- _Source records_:
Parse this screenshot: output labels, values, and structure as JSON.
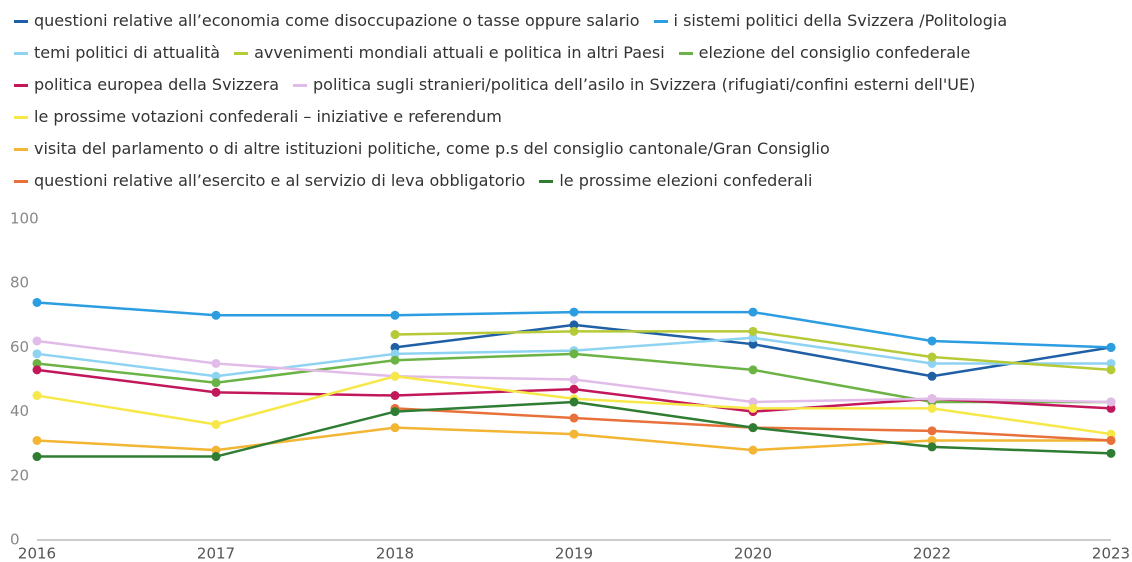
{
  "chart_data": {
    "type": "line",
    "categories": [
      "2016",
      "2017",
      "2018",
      "2019",
      "2020",
      "2022",
      "2023"
    ],
    "ylim": [
      0,
      100
    ],
    "yticks": [
      0,
      20,
      40,
      60,
      80,
      100
    ],
    "grid": false,
    "series": [
      {
        "name": "questioni relative all’economia come disoccupazione o tasse oppure salario",
        "color": "#1e5fa6",
        "values": [
          null,
          null,
          60,
          67,
          61,
          51,
          60
        ]
      },
      {
        "name": "i sistemi politici della Svizzera /Politologia",
        "color": "#2b9de0",
        "values": [
          74,
          70,
          70,
          71,
          71,
          62,
          60
        ]
      },
      {
        "name": "temi politici di attualità",
        "color": "#8fd3f2",
        "values": [
          58,
          51,
          58,
          59,
          63,
          55,
          55
        ]
      },
      {
        "name": "avvenimenti mondiali attuali e politica in altri Paesi",
        "color": "#b6c936",
        "values": [
          null,
          null,
          64,
          65,
          65,
          57,
          53
        ]
      },
      {
        "name": "elezione del consiglio confederale",
        "color": "#6cb346",
        "values": [
          55,
          49,
          56,
          58,
          53,
          43,
          43
        ]
      },
      {
        "name": "politica europea della Svizzera",
        "color": "#c2185b",
        "values": [
          53,
          46,
          45,
          47,
          40,
          44,
          41
        ]
      },
      {
        "name": "politica sugli stranieri/politica dell’asilo in Svizzera (rifugiati/confini esterni dell'UE)",
        "color": "#e2bce8",
        "values": [
          62,
          55,
          51,
          50,
          43,
          44,
          43
        ]
      },
      {
        "name": "le prossime votazioni confederali – iniziative e referendum",
        "color": "#f7e84a",
        "values": [
          45,
          36,
          51,
          44,
          41,
          41,
          33
        ]
      },
      {
        "name": "visita del parlamento o di altre istituzioni politiche, come p.s del consiglio cantonale/Gran Consiglio",
        "color": "#f2b534",
        "values": [
          31,
          28,
          35,
          33,
          28,
          31,
          31
        ]
      },
      {
        "name": "questioni relative all’esercito e al servizio di leva obbligatorio",
        "color": "#e8713b",
        "values": [
          null,
          null,
          41,
          38,
          35,
          34,
          31
        ]
      },
      {
        "name": "le prossime elezioni confederali",
        "color": "#2f7d33",
        "values": [
          26,
          26,
          40,
          43,
          35,
          29,
          27
        ]
      }
    ]
  }
}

- _STATED TASK_: Write out every line from the entries where "Svizzera" appears.

- _RESPONSE TO THE TASK_:
        "name": "i sistemi politici della Svizzera /Politologia",
        "name": "politica europea della Svizzera",
        "name": "politica sugli stranieri/politica dell’asilo in Svizzera (rifugiati/confini esterni dell'UE)",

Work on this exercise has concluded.